• _Work to complete_: Each record needs to be echoed exactly; can you do that?

• _Supplied entries_:
---
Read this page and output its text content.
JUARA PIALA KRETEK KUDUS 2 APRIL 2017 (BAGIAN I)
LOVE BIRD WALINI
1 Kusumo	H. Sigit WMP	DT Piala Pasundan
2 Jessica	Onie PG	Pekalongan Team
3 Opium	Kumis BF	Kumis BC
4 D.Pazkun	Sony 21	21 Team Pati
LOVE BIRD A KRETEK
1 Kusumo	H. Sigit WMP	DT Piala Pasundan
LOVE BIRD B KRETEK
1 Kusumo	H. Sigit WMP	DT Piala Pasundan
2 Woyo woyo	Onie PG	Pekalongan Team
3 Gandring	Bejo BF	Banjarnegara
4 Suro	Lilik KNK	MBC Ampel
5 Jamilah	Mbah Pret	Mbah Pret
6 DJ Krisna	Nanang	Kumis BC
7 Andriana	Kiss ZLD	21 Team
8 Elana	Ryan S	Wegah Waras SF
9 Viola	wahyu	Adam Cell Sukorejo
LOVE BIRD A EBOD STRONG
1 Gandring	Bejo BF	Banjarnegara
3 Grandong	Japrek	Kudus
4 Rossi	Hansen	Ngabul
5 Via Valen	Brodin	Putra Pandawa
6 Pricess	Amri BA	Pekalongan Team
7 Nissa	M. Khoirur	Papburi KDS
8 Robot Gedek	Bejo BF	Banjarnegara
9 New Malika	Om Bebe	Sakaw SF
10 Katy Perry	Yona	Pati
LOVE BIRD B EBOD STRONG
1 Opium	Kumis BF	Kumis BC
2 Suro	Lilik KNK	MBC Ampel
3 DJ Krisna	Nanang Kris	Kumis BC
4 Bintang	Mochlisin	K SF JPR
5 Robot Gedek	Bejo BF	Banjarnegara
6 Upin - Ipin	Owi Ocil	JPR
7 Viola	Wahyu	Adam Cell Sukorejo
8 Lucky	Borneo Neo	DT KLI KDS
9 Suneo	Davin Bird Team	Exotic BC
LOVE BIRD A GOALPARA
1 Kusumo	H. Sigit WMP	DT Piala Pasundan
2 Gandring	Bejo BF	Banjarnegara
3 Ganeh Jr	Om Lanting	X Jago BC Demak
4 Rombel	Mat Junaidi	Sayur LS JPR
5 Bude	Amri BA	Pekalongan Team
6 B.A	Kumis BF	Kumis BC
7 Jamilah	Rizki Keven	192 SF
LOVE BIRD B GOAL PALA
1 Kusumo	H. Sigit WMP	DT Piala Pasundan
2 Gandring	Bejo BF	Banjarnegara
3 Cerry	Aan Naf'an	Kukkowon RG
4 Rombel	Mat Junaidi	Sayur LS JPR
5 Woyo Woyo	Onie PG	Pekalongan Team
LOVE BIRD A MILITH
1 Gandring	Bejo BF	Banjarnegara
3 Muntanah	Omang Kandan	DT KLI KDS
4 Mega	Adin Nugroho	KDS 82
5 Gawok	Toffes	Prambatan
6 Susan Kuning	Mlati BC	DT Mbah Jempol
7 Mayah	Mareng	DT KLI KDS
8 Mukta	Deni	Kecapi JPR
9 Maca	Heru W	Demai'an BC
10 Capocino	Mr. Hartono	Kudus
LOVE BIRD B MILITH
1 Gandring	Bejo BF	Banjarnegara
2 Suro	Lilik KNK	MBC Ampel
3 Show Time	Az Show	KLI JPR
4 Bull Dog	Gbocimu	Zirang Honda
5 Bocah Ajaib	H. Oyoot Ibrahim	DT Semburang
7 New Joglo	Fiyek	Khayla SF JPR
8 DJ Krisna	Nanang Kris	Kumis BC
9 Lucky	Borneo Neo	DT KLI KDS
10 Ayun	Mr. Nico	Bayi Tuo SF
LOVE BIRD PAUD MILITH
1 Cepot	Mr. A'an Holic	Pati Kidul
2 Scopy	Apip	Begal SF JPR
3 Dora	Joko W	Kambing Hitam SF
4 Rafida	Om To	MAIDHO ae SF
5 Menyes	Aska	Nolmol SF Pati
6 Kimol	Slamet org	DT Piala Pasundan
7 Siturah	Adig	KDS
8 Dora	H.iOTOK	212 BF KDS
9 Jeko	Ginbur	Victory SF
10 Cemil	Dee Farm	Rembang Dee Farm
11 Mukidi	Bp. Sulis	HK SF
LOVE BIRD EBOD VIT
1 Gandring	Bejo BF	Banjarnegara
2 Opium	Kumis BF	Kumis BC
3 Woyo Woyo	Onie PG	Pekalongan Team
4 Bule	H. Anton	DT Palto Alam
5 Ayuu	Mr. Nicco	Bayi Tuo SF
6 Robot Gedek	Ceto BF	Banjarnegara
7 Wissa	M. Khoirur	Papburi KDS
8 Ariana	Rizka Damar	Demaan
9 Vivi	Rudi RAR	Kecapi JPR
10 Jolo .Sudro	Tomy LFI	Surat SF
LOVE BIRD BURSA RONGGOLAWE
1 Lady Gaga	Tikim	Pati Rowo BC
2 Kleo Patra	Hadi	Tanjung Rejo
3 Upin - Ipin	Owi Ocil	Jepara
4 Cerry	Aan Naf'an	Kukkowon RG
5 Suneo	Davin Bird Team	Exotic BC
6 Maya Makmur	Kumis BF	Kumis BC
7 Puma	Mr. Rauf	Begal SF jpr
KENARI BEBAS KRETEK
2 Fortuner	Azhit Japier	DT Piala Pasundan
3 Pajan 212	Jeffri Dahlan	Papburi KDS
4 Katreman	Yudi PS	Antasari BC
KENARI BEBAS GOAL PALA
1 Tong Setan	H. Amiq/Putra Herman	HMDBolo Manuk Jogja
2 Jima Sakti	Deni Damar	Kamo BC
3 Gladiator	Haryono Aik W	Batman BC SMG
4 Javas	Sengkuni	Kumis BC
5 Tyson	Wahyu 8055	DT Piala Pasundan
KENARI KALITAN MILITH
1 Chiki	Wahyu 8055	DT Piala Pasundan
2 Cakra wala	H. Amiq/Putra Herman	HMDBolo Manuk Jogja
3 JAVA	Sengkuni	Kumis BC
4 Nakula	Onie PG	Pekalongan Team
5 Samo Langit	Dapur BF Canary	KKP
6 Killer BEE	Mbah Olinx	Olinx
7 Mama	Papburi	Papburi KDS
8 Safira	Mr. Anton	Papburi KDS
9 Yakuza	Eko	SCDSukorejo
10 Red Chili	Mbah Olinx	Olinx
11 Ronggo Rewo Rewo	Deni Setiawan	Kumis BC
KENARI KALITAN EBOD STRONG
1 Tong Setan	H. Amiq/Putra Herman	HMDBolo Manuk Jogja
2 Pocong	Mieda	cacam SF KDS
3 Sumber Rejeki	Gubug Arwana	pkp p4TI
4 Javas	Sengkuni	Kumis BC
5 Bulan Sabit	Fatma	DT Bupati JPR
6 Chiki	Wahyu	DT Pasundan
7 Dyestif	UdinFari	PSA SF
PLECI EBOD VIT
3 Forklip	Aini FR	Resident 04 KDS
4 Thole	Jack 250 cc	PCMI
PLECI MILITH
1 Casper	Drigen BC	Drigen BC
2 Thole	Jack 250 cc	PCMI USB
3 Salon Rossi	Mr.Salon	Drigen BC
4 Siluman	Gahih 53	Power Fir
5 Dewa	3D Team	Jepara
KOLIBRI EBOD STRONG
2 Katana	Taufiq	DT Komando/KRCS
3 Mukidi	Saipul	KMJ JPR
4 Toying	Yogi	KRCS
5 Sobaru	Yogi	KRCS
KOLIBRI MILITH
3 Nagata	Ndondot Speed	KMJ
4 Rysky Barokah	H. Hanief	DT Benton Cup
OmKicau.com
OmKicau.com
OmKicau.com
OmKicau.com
---
• _Final answer_:
Read this page and output its text content.
JUARA PIALA KRETEK KUDUS 2 APRIL 2017 (BAGIAN I)
LOVE BIRD WALINI
1 Kusumo	H. Sigit WMP	DT Piala Pasundan
2 Jessica	Onie PG	Pekalongan Team
3 Opium	Kumis BF	Kumis BC
4 D.Pazkun	Sony 21	21 Team Pati
LOVE BIRD A KRETEK
1 Kusumo	H. Sigit WMP	DT Piala Pasundan
LOVE BIRD B KRETEK
1 Kusumo	H. Sigit WMP	DT Piala Pasundan
2 Woyo woyo	Onie PG	Pekalongan Team
3 Gandring	Bejo BF	Banjarnegara
4 Suro	Lilik KNK	MBC Ampel
5 Jamilah	Mbah Pret	Mbah Pret
6 DJ Krisna	Nanang	Kumis BC
7 Andriana	Kiss ZLD	21 Team
8 Elana	Ryan S	Wegah Waras SF
9 Viola	wahyu	Adam Cell Sukorejo
LOVE BIRD A EBOD STRONG
1 Gandring	Bejo BF	Banjarnegara
3 Grandong	Japrek	Kudus
4 Rossi	Hansen	Ngabul
5 Via Valen	Brodin	Putra Pandawa
6 Pricess	Amri BA	Pekalongan Team
7 Nissa	M. Khoirur	Papburi KDS
8 Robot Gedek	Bejo BF	Banjarnegara
9 New Malika	Om Bebe	Sakaw SF
10 Katy Perry	Yona	Pati
LOVE BIRD B EBOD STRONG
1 Opium	Kumis BF	Kumis BC
2 Suro	Lilik KNK	MBC Ampel
3 DJ Krisna	Nanang Kris	Kumis BC
4 Bintang	Mochlisin	K SF JPR
5 Robot Gedek	Bejo BF	Banjarnegara
6 Upin - Ipin	Owi Ocil	JPR
7 Viola	Wahyu	Adam Cell Sukorejo
8 Lucky	Borneo Neo	DT KLI KDS
9 Suneo	Davin Bird Team	Exotic BC
LOVE BIRD A GOALPARA
1 Kusumo	H. Sigit WMP	DT Piala Pasundan
2 Gandring	Bejo BF	Banjarnegara
3 Ganeh Jr	Om Lanting	X Jago BC Demak
4 Rombel	Mat Junaidi	Sayur LS JPR
5 Bude	Amri BA	Pekalongan Team
6 B.A	Kumis BF	Kumis BC
7 Jamilah	Rizki Keven	192 SF
LOVE BIRD B GOAL PALA
1 Kusumo	H. Sigit WMP	DT Piala Pasundan
2 Gandring	Bejo BF	Banjarnegara
3 Cerry	Aan Naf'an	Kukkowon RG
4 Rombel	Mat Junaidi	Sayur LS JPR
5 Woyo Woyo	Onie PG	Pekalongan Team
LOVE BIRD A MILITH
1 Gandring	Bejo BF	Banjarnegara
3 Muntanah	Omang Kandan	DT KLI KDS
4 Mega	Adin Nugroho	KDS 82
5 Gawok	Toffes	Prambatan
6 Susan Kuning	Mlati BC	DT Mbah Jempol
7 Mayah	Mareng	DT KLI KDS
8 Mukta	Deni	Kecapi JPR
9 Maca	Heru W	Demai'an BC
10 Capocino	Mr. Hartono	Kudus
LOVE BIRD B MILITH
1 Gandring	Bejo BF	Banjarnegara
2 Suro	Lilik KNK	MBC Ampel
3 Show Time	Az Show	KLI JPR
4 Bull Dog	Gbocimu	Zirang Honda
5 Bocah Ajaib	H. Oyoot Ibrahim	DT Semburang
7 New Joglo	Fiyek	Khayla SF JPR
8 DJ Krisna	Nanang Kris	Kumis BC
9 Lucky	Borneo Neo	DT KLI KDS
10 Ayun	Mr. Nico	Bayi Tuo SF
LOVE BIRD PAUD MILITH
1 Cepot	Mr. A'an Holic	Pati Kidul
2 Scopy	Apip	Begal SF JPR
3 Dora	Joko W	Kambing Hitam SF
4 Rafida	Om To	MAIDHO ae SF
5 Menyes	Aska	Nolmol SF Pati
6 Kimol	Slamet org	DT Piala Pasundan
7 Siturah	Adig	KDS
8 Dora	H.iOTOK	212 BF KDS
9 Jeko	Ginbur	Victory SF
10 Cemil	Dee Farm	Rembang Dee Farm
11 Mukidi	Bp. Sulis	HK SF
LOVE BIRD EBOD VIT
1 Gandring	Bejo BF	Banjarnegara
2 Opium	Kumis BF	Kumis BC
3 Woyo Woyo	Onie PG	Pekalongan Team
4 Bule	H. Anton	DT Palto Alam
5 Ayuu	Mr. Nicco	Bayi Tuo SF
6 Robot Gedek	Ceto BF	Banjarnegara
7 Wissa	M. Khoirur	Papburi KDS
8 Ariana	Rizka Damar	Demaan
9 Vivi	Rudi RAR	Kecapi JPR
10 Jolo .Sudro	Tomy LFI	Surat SF
LOVE BIRD BURSA RONGGOLAWE
1 Lady Gaga	Tikim	Pati Rowo BC
2 Kleo Patra	Hadi	Tanjung Rejo
3 Upin - Ipin	Owi Ocil	Jepara
4 Cerry	Aan Naf'an	Kukkowon RG
5 Suneo	Davin Bird Team	Exotic BC
6 Maya Makmur	Kumis BF	Kumis BC
7 Puma	Mr. Rauf	Begal SF jpr
KENARI BEBAS KRETEK
2 Fortuner	Azhit Japier	DT Piala Pasundan
3 Pajan 212	Jeffri Dahlan	Papburi KDS
4 Katreman	Yudi PS	Antasari BC
KENARI BEBAS GOAL PALA
1 Tong Setan	H. Amiq/Putra Herman	HMDBolo Manuk Jogja
2 Jima Sakti	Deni Damar	Kamo BC
3 Gladiator	Haryono Aik W	Batman BC SMG
4 Javas	Sengkuni	Kumis BC
5 Tyson	Wahyu 8055	DT Piala Pasundan
KENARI KALITAN MILITH
1 Chiki	Wahyu 8055	DT Piala Pasundan
2 Cakra wala	H. Amiq/Putra Herman	HMDBolo Manuk Jogja
3 JAVA	Sengkuni	Kumis BC
4 Nakula	Onie PG	Pekalongan Team
5 Samo Langit	Dapur BF Canary	KKP
6 Killer BEE	Mbah Olinx	Olinx
7 Mama	Papburi	Papburi KDS
8 Safira	Mr. Anton	Papburi KDS
9 Yakuza	Eko	SCDSukorejo
10 Red Chili	Mbah Olinx	Olinx
11 Ronggo Rewo Rewo	Deni Setiawan	Kumis BC
KENARI KALITAN EBOD STRONG
1 Tong Setan	H. Amiq/Putra Herman	HMDBolo Manuk Jogja
2 Pocong	Mieda	cacam SF KDS
3 Sumber Rejeki	Gubug Arwana	pkp p4TI
4 Javas	Sengkuni	Kumis BC
5 Bulan Sabit	Fatma	DT Bupati JPR
6 Chiki	Wahyu	DT Pasundan
7 Dyestif	UdinFari	PSA SF
PLECI EBOD VIT
3 Forklip	Aini FR	Resident 04 KDS
4 Thole	Jack 250 cc	PCMI
PLECI MILITH
1 Casper	Drigen BC	Drigen BC
2 Thole	Jack 250 cc	PCMI USB
3 Salon Rossi	Mr.Salon	Drigen BC
4 Siluman	Gahih 53	Power Fir
5 Dewa	3D Team	Jepara
KOLIBRI EBOD STRONG
2 Katana	Taufiq	DT Komando/KRCS
3 Mukidi	Saipul	KMJ JPR
4 Toying	Yogi	KRCS
5 Sobaru	Yogi	KRCS
KOLIBRI MILITH
3 Nagata	Ndondot Speed	KMJ
4 Rysky Barokah	H. Hanief	DT Benton Cup
OmKicau.com
OmKicau.com
OmKicau.com
OmKicau.com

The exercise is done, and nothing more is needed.